* RECORDS FOR THIS TASK *

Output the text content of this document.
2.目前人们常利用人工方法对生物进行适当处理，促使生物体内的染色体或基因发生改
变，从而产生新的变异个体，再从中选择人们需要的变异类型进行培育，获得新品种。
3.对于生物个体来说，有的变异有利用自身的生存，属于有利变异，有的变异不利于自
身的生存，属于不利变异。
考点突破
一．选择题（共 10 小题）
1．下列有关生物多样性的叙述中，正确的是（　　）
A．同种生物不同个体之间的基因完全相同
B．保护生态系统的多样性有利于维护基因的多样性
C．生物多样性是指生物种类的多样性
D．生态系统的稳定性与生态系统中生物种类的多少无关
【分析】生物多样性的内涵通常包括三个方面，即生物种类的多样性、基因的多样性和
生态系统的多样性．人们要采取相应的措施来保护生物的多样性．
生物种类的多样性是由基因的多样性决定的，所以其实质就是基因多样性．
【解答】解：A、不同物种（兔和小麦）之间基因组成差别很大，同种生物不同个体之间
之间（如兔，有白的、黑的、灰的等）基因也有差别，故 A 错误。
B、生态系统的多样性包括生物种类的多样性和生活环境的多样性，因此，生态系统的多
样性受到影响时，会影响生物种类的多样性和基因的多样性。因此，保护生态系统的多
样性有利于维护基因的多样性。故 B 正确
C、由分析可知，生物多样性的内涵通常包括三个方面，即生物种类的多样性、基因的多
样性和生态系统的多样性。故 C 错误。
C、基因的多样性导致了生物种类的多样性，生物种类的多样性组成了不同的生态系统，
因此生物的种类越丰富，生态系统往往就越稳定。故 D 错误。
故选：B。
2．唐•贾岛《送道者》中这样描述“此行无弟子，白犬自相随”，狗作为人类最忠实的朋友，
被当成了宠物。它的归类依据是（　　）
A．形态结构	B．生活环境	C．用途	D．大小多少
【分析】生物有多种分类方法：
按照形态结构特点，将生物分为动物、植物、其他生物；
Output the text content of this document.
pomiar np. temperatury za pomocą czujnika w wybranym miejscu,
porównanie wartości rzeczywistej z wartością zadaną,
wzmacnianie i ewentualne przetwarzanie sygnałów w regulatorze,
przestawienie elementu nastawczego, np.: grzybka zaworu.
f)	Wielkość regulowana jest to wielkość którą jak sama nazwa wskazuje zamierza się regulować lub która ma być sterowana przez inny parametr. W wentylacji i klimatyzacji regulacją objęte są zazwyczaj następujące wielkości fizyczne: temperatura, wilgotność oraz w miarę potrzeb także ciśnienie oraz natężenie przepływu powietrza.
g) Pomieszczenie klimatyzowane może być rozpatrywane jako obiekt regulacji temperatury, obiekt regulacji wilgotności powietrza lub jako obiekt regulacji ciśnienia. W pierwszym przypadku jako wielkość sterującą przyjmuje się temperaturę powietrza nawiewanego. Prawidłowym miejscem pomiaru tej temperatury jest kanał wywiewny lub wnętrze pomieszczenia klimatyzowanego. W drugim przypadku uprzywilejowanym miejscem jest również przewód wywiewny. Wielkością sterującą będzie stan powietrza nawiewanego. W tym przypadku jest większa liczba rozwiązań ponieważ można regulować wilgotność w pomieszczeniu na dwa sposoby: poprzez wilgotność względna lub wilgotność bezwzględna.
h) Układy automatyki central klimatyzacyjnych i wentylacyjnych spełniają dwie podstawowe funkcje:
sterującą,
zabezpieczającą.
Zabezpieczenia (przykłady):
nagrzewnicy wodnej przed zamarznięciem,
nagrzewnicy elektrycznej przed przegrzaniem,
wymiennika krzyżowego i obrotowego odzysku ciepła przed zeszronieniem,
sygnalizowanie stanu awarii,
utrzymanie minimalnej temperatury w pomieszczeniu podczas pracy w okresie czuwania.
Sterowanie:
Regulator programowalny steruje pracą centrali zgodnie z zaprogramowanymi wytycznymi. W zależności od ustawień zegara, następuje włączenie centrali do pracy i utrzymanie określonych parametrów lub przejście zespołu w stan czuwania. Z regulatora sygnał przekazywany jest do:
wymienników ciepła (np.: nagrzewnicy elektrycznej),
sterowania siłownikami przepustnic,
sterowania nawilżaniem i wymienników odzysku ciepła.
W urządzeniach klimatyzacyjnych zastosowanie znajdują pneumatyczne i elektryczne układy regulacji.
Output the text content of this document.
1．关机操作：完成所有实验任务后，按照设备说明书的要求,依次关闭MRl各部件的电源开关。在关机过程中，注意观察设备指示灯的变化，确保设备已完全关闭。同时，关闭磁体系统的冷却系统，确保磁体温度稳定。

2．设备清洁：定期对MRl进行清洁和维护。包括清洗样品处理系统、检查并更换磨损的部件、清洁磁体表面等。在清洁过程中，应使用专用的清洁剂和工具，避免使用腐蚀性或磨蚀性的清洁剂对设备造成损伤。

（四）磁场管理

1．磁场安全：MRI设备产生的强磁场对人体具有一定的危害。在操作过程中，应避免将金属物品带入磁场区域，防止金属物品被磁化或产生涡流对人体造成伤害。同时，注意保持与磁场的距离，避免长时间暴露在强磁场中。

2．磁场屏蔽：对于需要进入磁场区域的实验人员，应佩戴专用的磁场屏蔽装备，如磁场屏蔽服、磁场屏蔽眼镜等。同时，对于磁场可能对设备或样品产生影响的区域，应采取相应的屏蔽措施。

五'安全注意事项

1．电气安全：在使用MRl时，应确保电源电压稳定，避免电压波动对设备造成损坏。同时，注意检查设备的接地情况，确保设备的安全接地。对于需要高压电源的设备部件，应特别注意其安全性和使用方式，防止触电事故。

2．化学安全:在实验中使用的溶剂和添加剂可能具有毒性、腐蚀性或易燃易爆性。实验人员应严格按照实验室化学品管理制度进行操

* TASK TO COMPLETE *
Each record above must be given again exactly.

* ANSWER FOR THIS EXERCISE *
Output the text content of this document.
2.目前人们常利用人工方法对生物进行适当处理，促使生物体内的染色体或基因发生改
变，从而产生新的变异个体，再从中选择人们需要的变异类型进行培育，获得新品种。
3.对于生物个体来说，有的变异有利用自身的生存，属于有利变异，有的变异不利于自
身的生存，属于不利变异。
考点突破
一．选择题（共 10 小题）
1．下列有关生物多样性的叙述中，正确的是（　　）
A．同种生物不同个体之间的基因完全相同
B．保护生态系统的多样性有利于维护基因的多样性
C．生物多样性是指生物种类的多样性
D．生态系统的稳定性与生态系统中生物种类的多少无关
【分析】生物多样性的内涵通常包括三个方面，即生物种类的多样性、基因的多样性和
生态系统的多样性．人们要采取相应的措施来保护生物的多样性．
生物种类的多样性是由基因的多样性决定的，所以其实质就是基因多样性．
【解答】解：A、不同物种（兔和小麦）之间基因组成差别很大，同种生物不同个体之间
之间（如兔，有白的、黑的、灰的等）基因也有差别，故 A 错误。
B、生态系统的多样性包括生物种类的多样性和生活环境的多样性，因此，生态系统的多
样性受到影响时，会影响生物种类的多样性和基因的多样性。因此，保护生态系统的多
样性有利于维护基因的多样性。故 B 正确
C、由分析可知，生物多样性的内涵通常包括三个方面，即生物种类的多样性、基因的多
样性和生态系统的多样性。故 C 错误。
C、基因的多样性导致了生物种类的多样性，生物种类的多样性组成了不同的生态系统，
因此生物的种类越丰富，生态系统往往就越稳定。故 D 错误。
故选：B。
2．唐•贾岛《送道者》中这样描述“此行无弟子，白犬自相随”，狗作为人类最忠实的朋友，
被当成了宠物。它的归类依据是（　　）
A．形态结构	B．生活环境	C．用途	D．大小多少
【分析】生物有多种分类方法：
按照形态结构特点，将生物分为动物、植物、其他生物；
Output the text content of this document.
pomiar np. temperatury za pomocą czujnika w wybranym miejscu,
porównanie wartości rzeczywistej z wartością zadaną,
wzmacnianie i ewentualne przetwarzanie sygnałów w regulatorze,
przestawienie elementu nastawczego, np.: grzybka zaworu.
f)	Wielkość regulowana jest to wielkość którą jak sama nazwa wskazuje zamierza się regulować lub która ma być sterowana przez inny parametr. W wentylacji i klimatyzacji regulacją objęte są zazwyczaj następujące wielkości fizyczne: temperatura, wilgotność oraz w miarę potrzeb także ciśnienie oraz natężenie przepływu powietrza.
g) Pomieszczenie klimatyzowane może być rozpatrywane jako obiekt regulacji temperatury, obiekt regulacji wilgotności powietrza lub jako obiekt regulacji ciśnienia. W pierwszym przypadku jako wielkość sterującą przyjmuje się temperaturę powietrza nawiewanego. Prawidłowym miejscem pomiaru tej temperatury jest kanał wywiewny lub wnętrze pomieszczenia klimatyzowanego. W drugim przypadku uprzywilejowanym miejscem jest również przewód wywiewny. Wielkością sterującą będzie stan powietrza nawiewanego. W tym przypadku jest większa liczba rozwiązań ponieważ można regulować wilgotność w pomieszczeniu na dwa sposoby: poprzez wilgotność względna lub wilgotność bezwzględna.
h) Układy automatyki central klimatyzacyjnych i wentylacyjnych spełniają dwie podstawowe funkcje:
sterującą,
zabezpieczającą.
Zabezpieczenia (przykłady):
nagrzewnicy wodnej przed zamarznięciem,
nagrzewnicy elektrycznej przed przegrzaniem,
wymiennika krzyżowego i obrotowego odzysku ciepła przed zeszronieniem,
sygnalizowanie stanu awarii,
utrzymanie minimalnej temperatury w pomieszczeniu podczas pracy w okresie czuwania.
Sterowanie:
Regulator programowalny steruje pracą centrali zgodnie z zaprogramowanymi wytycznymi. W zależności od ustawień zegara, następuje włączenie centrali do pracy i utrzymanie określonych parametrów lub przejście zespołu w stan czuwania. Z regulatora sygnał przekazywany jest do:
wymienników ciepła (np.: nagrzewnicy elektrycznej),
sterowania siłownikami przepustnic,
sterowania nawilżaniem i wymienników odzysku ciepła.
W urządzeniach klimatyzacyjnych zastosowanie znajdują pneumatyczne i elektryczne układy regulacji.
Output the text content of this document.
1．关机操作：完成所有实验任务后，按照设备说明书的要求,依次关闭MRl各部件的电源开关。在关机过程中，注意观察设备指示灯的变化，确保设备已完全关闭。同时，关闭磁体系统的冷却系统，确保磁体温度稳定。

2．设备清洁：定期对MRl进行清洁和维护。包括清洗样品处理系统、检查并更换磨损的部件、清洁磁体表面等。在清洁过程中，应使用专用的清洁剂和工具，避免使用腐蚀性或磨蚀性的清洁剂对设备造成损伤。

（四）磁场管理

1．磁场安全：MRI设备产生的强磁场对人体具有一定的危害。在操作过程中，应避免将金属物品带入磁场区域，防止金属物品被磁化或产生涡流对人体造成伤害。同时，注意保持与磁场的距离，避免长时间暴露在强磁场中。

2．磁场屏蔽：对于需要进入磁场区域的实验人员，应佩戴专用的磁场屏蔽装备，如磁场屏蔽服、磁场屏蔽眼镜等。同时，对于磁场可能对设备或样品产生影响的区域，应采取相应的屏蔽措施。

五'安全注意事项

1．电气安全：在使用MRl时，应确保电源电压稳定，避免电压波动对设备造成损坏。同时，注意检查设备的接地情况，确保设备的安全接地。对于需要高压电源的设备部件，应特别注意其安全性和使用方式，防止触电事故。

2．化学安全:在实验中使用的溶剂和添加剂可能具有毒性、腐蚀性或易燃易爆性。实验人员应严格按照实验室化学品管理制度进行操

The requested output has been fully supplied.